### GIVEN TASK:
List each line of the data in which the string "grid" appears.

· · · · · · ·

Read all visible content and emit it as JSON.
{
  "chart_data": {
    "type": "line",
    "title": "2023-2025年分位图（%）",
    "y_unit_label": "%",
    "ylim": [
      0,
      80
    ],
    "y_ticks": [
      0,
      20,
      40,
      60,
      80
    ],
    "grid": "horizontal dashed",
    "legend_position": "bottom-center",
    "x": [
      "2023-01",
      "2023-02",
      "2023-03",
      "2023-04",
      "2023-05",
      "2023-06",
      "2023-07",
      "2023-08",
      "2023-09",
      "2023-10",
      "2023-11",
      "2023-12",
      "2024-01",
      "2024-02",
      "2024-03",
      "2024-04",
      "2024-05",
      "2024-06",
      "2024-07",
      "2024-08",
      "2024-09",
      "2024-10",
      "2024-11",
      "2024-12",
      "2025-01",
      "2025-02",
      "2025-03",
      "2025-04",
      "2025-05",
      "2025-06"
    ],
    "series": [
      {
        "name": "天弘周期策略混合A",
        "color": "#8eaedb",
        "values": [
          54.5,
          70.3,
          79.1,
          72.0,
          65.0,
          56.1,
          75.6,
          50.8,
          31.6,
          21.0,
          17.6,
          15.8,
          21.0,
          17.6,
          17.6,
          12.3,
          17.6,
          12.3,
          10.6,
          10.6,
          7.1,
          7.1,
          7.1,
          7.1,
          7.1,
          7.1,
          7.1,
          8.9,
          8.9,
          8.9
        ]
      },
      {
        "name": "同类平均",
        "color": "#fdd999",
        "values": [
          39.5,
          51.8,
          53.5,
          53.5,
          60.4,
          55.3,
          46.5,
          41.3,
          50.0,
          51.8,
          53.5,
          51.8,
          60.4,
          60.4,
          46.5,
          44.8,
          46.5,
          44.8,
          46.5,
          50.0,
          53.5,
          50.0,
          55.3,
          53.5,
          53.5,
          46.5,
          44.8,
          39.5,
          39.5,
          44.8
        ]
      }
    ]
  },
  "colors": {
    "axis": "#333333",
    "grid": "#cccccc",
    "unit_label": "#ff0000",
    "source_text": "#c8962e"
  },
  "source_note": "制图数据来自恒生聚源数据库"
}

· · · · · · ·

### RESULT:
    "grid": "horizontal dashed",
    "grid": "#cccccc",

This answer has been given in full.